DO THIS:
Look through the data and write out every line with the word "independente" in it.

* * * * * * * * *

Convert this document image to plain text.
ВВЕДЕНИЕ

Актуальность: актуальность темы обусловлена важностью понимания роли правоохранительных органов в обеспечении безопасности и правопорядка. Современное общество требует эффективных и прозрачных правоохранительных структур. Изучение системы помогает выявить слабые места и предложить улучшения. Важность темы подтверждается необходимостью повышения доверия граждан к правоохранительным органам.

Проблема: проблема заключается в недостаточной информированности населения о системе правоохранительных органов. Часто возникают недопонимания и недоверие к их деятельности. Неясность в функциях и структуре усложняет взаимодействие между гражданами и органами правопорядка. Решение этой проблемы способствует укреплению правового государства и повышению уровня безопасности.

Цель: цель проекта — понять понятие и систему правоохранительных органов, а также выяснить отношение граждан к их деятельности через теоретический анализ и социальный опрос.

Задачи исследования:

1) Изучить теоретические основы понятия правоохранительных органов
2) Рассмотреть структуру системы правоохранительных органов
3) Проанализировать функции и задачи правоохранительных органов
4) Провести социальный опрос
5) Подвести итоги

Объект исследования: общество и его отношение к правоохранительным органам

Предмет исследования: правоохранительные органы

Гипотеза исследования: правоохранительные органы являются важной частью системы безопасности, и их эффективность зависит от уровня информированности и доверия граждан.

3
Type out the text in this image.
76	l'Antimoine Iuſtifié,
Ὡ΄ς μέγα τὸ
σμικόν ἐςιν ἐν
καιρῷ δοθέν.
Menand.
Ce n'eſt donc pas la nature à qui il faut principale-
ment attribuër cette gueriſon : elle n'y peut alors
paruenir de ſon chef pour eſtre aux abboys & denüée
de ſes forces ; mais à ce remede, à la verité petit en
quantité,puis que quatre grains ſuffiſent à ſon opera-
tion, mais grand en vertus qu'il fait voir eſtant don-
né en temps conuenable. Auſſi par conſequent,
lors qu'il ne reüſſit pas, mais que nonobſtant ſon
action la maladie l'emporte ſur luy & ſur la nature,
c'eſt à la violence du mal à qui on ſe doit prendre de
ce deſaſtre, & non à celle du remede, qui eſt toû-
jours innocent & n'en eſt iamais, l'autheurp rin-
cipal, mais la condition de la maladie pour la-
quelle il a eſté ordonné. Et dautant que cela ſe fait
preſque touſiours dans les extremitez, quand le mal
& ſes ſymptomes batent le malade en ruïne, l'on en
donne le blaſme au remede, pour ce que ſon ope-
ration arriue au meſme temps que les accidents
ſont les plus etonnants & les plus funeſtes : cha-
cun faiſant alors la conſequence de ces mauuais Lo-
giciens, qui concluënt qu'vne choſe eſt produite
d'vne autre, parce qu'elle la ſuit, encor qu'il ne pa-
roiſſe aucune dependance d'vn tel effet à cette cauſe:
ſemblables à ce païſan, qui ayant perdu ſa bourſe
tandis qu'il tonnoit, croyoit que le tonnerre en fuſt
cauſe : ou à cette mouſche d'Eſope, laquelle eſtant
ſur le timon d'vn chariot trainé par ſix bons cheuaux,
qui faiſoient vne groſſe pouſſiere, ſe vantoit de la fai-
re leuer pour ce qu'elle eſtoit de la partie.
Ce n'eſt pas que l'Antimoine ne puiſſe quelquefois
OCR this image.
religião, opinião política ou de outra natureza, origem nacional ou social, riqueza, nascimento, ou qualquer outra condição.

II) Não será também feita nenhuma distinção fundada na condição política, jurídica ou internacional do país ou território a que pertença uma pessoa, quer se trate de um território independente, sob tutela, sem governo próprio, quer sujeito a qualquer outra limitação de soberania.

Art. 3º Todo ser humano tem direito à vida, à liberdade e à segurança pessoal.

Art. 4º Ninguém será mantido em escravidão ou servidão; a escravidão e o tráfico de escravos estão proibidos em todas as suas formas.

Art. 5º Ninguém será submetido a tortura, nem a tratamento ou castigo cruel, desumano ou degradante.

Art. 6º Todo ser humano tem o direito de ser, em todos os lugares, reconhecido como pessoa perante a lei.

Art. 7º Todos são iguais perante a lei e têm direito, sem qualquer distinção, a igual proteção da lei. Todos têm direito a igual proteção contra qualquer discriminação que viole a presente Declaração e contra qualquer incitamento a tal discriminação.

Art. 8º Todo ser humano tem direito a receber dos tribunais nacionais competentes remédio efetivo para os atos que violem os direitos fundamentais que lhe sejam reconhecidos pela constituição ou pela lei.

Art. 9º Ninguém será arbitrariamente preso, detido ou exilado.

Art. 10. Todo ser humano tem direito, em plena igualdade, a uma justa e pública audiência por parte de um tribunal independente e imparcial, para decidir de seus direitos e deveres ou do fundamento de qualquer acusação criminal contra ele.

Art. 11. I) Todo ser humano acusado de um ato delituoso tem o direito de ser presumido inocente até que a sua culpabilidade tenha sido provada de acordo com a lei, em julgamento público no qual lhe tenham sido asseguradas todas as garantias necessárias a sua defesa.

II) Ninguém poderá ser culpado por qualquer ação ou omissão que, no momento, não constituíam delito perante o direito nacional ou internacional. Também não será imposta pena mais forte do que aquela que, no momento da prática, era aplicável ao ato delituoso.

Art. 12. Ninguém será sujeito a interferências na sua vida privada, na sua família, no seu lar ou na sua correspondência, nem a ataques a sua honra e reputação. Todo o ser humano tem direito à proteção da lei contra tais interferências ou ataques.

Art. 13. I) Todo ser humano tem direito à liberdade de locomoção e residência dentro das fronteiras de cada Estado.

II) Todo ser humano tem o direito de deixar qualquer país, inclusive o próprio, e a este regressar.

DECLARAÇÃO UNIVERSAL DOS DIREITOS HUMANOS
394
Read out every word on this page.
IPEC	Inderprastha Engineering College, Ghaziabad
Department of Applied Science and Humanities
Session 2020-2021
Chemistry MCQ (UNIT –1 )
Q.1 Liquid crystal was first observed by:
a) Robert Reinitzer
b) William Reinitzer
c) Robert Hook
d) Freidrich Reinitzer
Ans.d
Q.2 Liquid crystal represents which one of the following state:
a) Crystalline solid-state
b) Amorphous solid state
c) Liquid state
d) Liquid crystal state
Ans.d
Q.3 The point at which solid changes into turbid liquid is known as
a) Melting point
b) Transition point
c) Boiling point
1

* * * * * * * * *

ANSWER TO THE EXERCISE:
II) Não será também feita nenhuma distinção fundada na condição política, jurídica ou internacional do país ou território a que pertença uma pessoa, quer se trate de um território independente, sob tutela, sem governo próprio, quer sujeito a qualquer outra limitação de soberania.
Art. 10. Todo ser humano tem direito, em plena igualdade, a uma justa e pública audiência por parte de um tribunal independente e imparcial, para decidir de seus direitos e deveres ou do fundamento de qualquer acusação criminal contra ele.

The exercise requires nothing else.